### Dataset rows
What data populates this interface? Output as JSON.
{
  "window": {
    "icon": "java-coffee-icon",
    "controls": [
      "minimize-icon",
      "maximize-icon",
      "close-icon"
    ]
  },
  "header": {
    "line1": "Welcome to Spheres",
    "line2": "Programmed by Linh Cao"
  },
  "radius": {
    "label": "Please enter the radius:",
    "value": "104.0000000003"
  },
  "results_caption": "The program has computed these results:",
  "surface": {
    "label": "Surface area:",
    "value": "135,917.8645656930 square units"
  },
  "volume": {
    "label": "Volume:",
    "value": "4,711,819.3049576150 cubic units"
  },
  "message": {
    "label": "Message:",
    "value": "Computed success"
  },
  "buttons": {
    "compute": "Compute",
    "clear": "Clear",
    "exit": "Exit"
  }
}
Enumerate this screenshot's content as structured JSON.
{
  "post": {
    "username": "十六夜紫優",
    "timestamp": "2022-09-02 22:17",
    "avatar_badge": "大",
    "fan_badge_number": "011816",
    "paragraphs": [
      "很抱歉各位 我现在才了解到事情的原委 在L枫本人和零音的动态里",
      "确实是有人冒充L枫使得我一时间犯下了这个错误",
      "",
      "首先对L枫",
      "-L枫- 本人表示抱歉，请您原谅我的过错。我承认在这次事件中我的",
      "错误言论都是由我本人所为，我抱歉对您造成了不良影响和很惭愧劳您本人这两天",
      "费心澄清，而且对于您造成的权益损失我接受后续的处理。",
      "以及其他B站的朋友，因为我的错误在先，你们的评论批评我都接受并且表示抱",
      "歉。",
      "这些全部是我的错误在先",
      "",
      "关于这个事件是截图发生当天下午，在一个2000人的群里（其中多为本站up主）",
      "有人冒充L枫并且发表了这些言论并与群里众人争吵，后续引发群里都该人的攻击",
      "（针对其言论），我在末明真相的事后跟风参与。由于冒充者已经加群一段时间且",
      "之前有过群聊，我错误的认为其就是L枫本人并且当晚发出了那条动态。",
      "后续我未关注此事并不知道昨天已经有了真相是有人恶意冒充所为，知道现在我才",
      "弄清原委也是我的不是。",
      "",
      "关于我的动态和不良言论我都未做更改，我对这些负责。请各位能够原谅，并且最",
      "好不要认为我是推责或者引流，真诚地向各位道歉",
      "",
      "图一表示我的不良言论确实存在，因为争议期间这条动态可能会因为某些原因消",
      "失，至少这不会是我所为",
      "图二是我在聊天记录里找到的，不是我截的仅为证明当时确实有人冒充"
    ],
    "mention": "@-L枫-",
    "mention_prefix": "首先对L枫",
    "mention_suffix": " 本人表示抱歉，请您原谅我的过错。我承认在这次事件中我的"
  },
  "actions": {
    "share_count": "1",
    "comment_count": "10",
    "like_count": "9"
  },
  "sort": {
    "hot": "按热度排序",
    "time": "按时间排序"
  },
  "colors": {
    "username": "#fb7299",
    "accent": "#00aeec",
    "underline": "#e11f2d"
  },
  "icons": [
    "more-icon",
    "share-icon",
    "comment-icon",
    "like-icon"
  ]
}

### Exercise objective
Every entry must be retyped in full, exactly as given.

### Exercise answer
What data populates this interface? Output as JSON.
{
  "window": {
    "icon": "java-coffee-icon",
    "controls": [
      "minimize-icon",
      "maximize-icon",
      "close-icon"
    ]
  },
  "header": {
    "line1": "Welcome to Spheres",
    "line2": "Programmed by Linh Cao"
  },
  "radius": {
    "label": "Please enter the radius:",
    "value": "104.0000000003"
  },
  "results_caption": "The program has computed these results:",
  "surface": {
    "label": "Surface area:",
    "value": "135,917.8645656930 square units"
  },
  "volume": {
    "label": "Volume:",
    "value": "4,711,819.3049576150 cubic units"
  },
  "message": {
    "label": "Message:",
    "value": "Computed success"
  },
  "buttons": {
    "compute": "Compute",
    "clear": "Clear",
    "exit": "Exit"
  }
}
Enumerate this screenshot's content as structured JSON.
{
  "post": {
    "username": "十六夜紫優",
    "timestamp": "2022-09-02 22:17",
    "avatar_badge": "大",
    "fan_badge_number": "011816",
    "paragraphs": [
      "很抱歉各位 我现在才了解到事情的原委 在L枫本人和零音的动态里",
      "确实是有人冒充L枫使得我一时间犯下了这个错误",
      "",
      "首先对L枫",
      "-L枫- 本人表示抱歉，请您原谅我的过错。我承认在这次事件中我的",
      "错误言论都是由我本人所为，我抱歉对您造成了不良影响和很惭愧劳您本人这两天",
      "费心澄清，而且对于您造成的权益损失我接受后续的处理。",
      "以及其他B站的朋友，因为我的错误在先，你们的评论批评我都接受并且表示抱",
      "歉。",
      "这些全部是我的错误在先",
      "",
      "关于这个事件是截图发生当天下午，在一个2000人的群里（其中多为本站up主）",
      "有人冒充L枫并且发表了这些言论并与群里众人争吵，后续引发群里都该人的攻击",
      "（针对其言论），我在末明真相的事后跟风参与。由于冒充者已经加群一段时间且",
      "之前有过群聊，我错误的认为其就是L枫本人并且当晚发出了那条动态。",
      "后续我未关注此事并不知道昨天已经有了真相是有人恶意冒充所为，知道现在我才",
      "弄清原委也是我的不是。",
      "",
      "关于我的动态和不良言论我都未做更改，我对这些负责。请各位能够原谅，并且最",
      "好不要认为我是推责或者引流，真诚地向各位道歉",
      "",
      "图一表示我的不良言论确实存在，因为争议期间这条动态可能会因为某些原因消",
      "失，至少这不会是我所为",
      "图二是我在聊天记录里找到的，不是我截的仅为证明当时确实有人冒充"
    ],
    "mention": "@-L枫-",
    "mention_prefix": "首先对L枫",
    "mention_suffix": " 本人表示抱歉，请您原谅我的过错。我承认在这次事件中我的"
  },
  "actions": {
    "share_count": "1",
    "comment_count": "10",
    "like_count": "9"
  },
  "sort": {
    "hot": "按热度排序",
    "time": "按时间排序"
  },
  "colors": {
    "username": "#fb7299",
    "accent": "#00aeec",
    "underline": "#e11f2d"
  },
  "icons": [
    "more-icon",
    "share-icon",
    "comment-icon",
    "like-icon"
  ]
}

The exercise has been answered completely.